## Short problem
Copy the data that follows, character for character, minus the pictures.

## Data extract
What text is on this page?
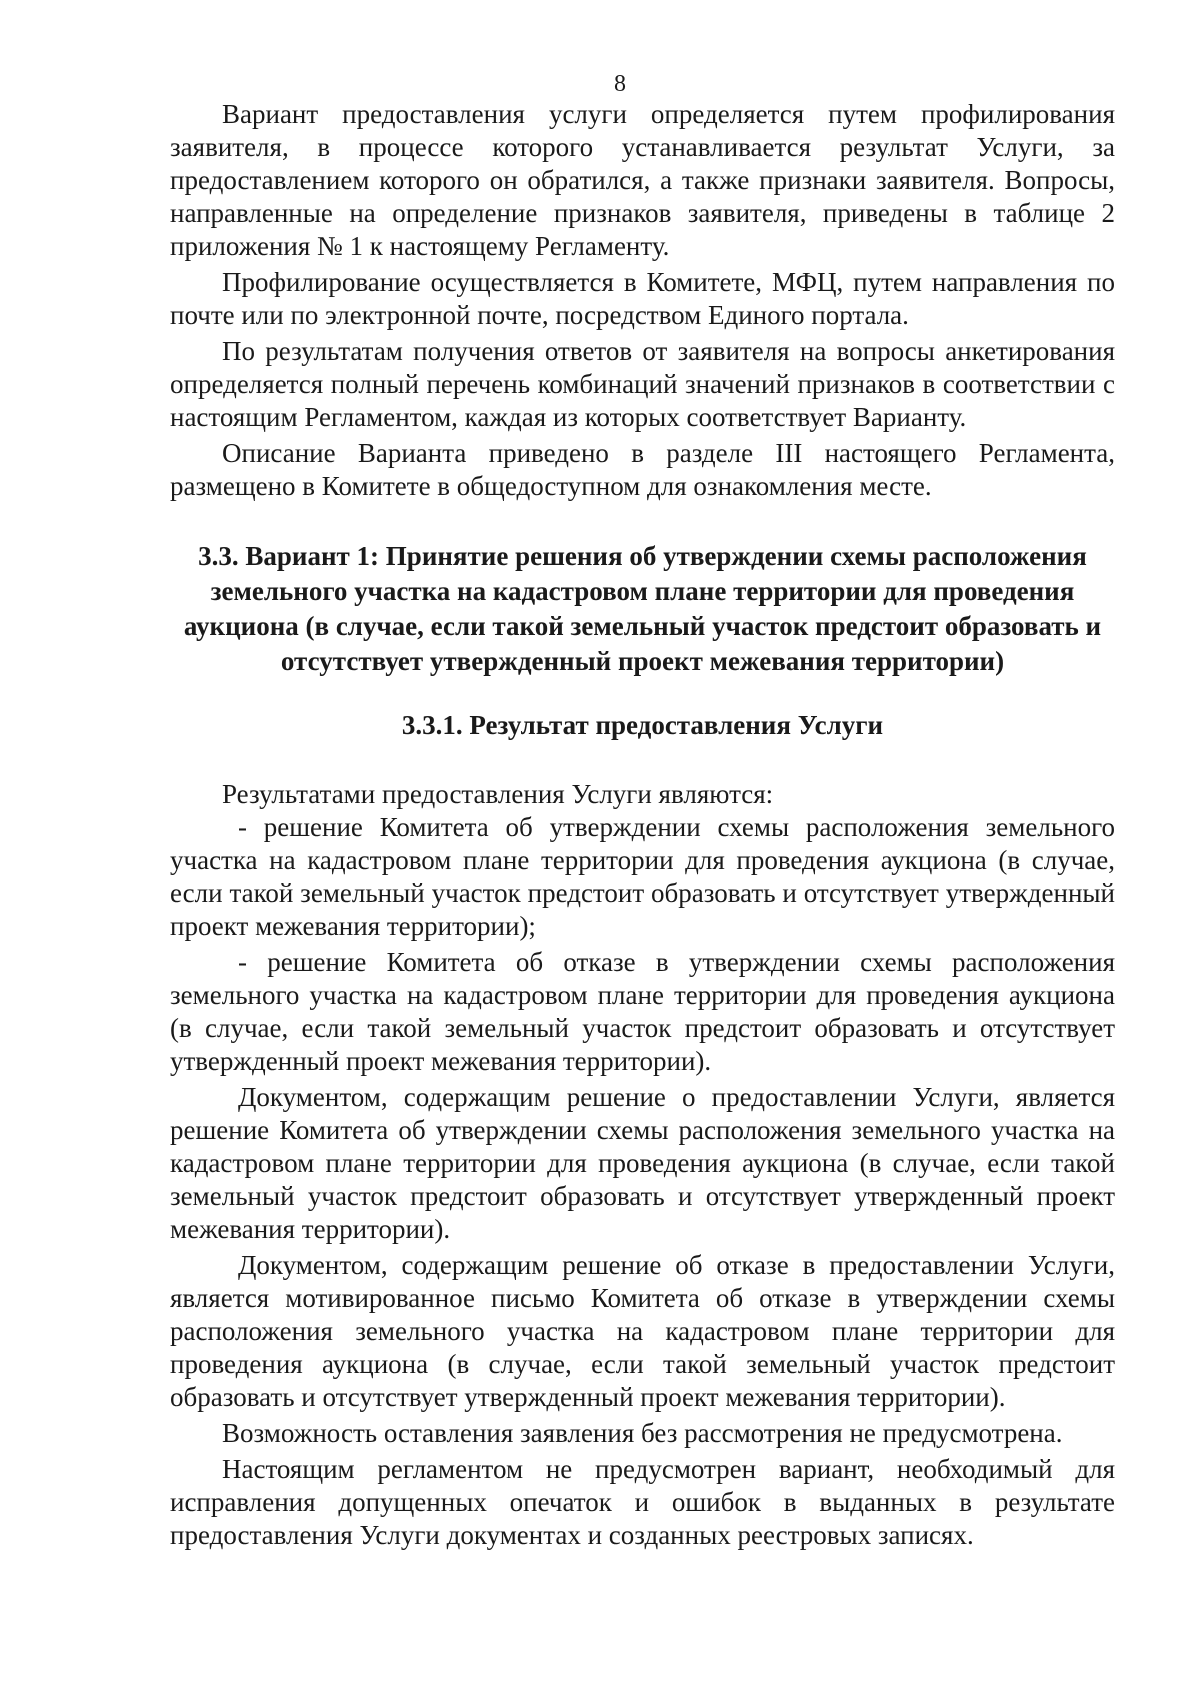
8

Вариант предоставления услуги определяется путем профилирования заявителя, в процессе которого устанавливается результат Услуги, за предоставлением которого он обратился, а также признаки заявителя. Вопросы, направленные на определение признаков заявителя, приведены в таблице 2 приложения № 1 к настоящему Регламенту.

Профилирование осуществляется в Комитете, МФЦ, путем направления по почте или по электронной почте, посредством Единого портала.

По результатам получения ответов от заявителя на вопросы анкетирования определяется полный перечень комбинаций значений признаков в соответствии с настоящим Регламентом, каждая из которых соответствует Варианту.

Описание Варианта приведено в разделе III настоящего Регламента, размещено в Комитете в общедоступном для ознакомления месте.

3.3. Вариант 1: Принятие решения об утверждении схемы расположения земельного участка на кадастровом плане территории для проведения аукциона (в случае, если такой земельный участок предстоит образовать и отсутствует утвержденный проект межевания территории)

3.3.1. Результат предоставления Услуги

Результатами предоставления Услуги являются:

- решение Комитета об утверждении схемы расположения земельного участка на кадастровом плане территории для проведения аукциона (в случае, если такой земельный участок предстоит образовать и отсутствует утвержденный проект межевания территории);

- решение Комитета об отказе в утверждении схемы расположения земельного участка на кадастровом плане территории для проведения аукциона (в случае, если такой земельный участок предстоит образовать и отсутствует утвержденный проект межевания территории).

Документом, содержащим решение о предоставлении Услуги, является решение Комитета об утверждении схемы расположения земельного участка на кадастровом плане территории для проведения аукциона (в случае, если такой земельный участок предстоит образовать и отсутствует утвержденный проект межевания территории).

Документом, содержащим решение об отказе в предоставлении Услуги, является мотивированное письмо Комитета об отказе в утверждении схемы расположения земельного участка на кадастровом плане территории для проведения аукциона (в случае, если такой земельный участок предстоит образовать и отсутствует утвержденный проект межевания территории).

Возможность оставления заявления без рассмотрения не предусмотрена.

Настоящим регламентом не предусмотрен вариант, необходимый для исправления допущенных опечаток и ошибок в выданных в результате предоставления Услуги документах и созданных реестровых записях.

## Exercise result
What text is on this page?
8

Вариант предоставления услуги определяется путем профилирования заявителя, в процессе которого устанавливается результат Услуги, за предоставлением которого он обратился, а также признаки заявителя. Вопросы, направленные на определение признаков заявителя, приведены в таблице 2 приложения № 1 к настоящему Регламенту.

Профилирование осуществляется в Комитете, МФЦ, путем направления по почте или по электронной почте, посредством Единого портала.

По результатам получения ответов от заявителя на вопросы анкетирования определяется полный перечень комбинаций значений признаков в соответствии с настоящим Регламентом, каждая из которых соответствует Варианту.

Описание Варианта приведено в разделе III настоящего Регламента, размещено в Комитете в общедоступном для ознакомления месте.

3.3. Вариант 1: Принятие решения об утверждении схемы расположения земельного участка на кадастровом плане территории для проведения аукциона (в случае, если такой земельный участок предстоит образовать и отсутствует утвержденный проект межевания территории)

3.3.1. Результат предоставления Услуги

Результатами предоставления Услуги являются:

- решение Комитета об утверждении схемы расположения земельного участка на кадастровом плане территории для проведения аукциона (в случае, если такой земельный участок предстоит образовать и отсутствует утвержденный проект межевания территории);

- решение Комитета об отказе в утверждении схемы расположения земельного участка на кадастровом плане территории для проведения аукциона (в случае, если такой земельный участок предстоит образовать и отсутствует утвержденный проект межевания территории).

Документом, содержащим решение о предоставлении Услуги, является решение Комитета об утверждении схемы расположения земельного участка на кадастровом плане территории для проведения аукциона (в случае, если такой земельный участок предстоит образовать и отсутствует утвержденный проект межевания территории).

Документом, содержащим решение об отказе в предоставлении Услуги, является мотивированное письмо Комитета об отказе в утверждении схемы расположения земельного участка на кадастровом плане территории для проведения аукциона (в случае, если такой земельный участок предстоит образовать и отсутствует утвержденный проект межевания территории).

Возможность оставления заявления без рассмотрения не предусмотрена.

Настоящим регламентом не предусмотрен вариант, необходимый для исправления допущенных опечаток и ошибок в выданных в результате предоставления Услуги документах и созданных реестровых записях.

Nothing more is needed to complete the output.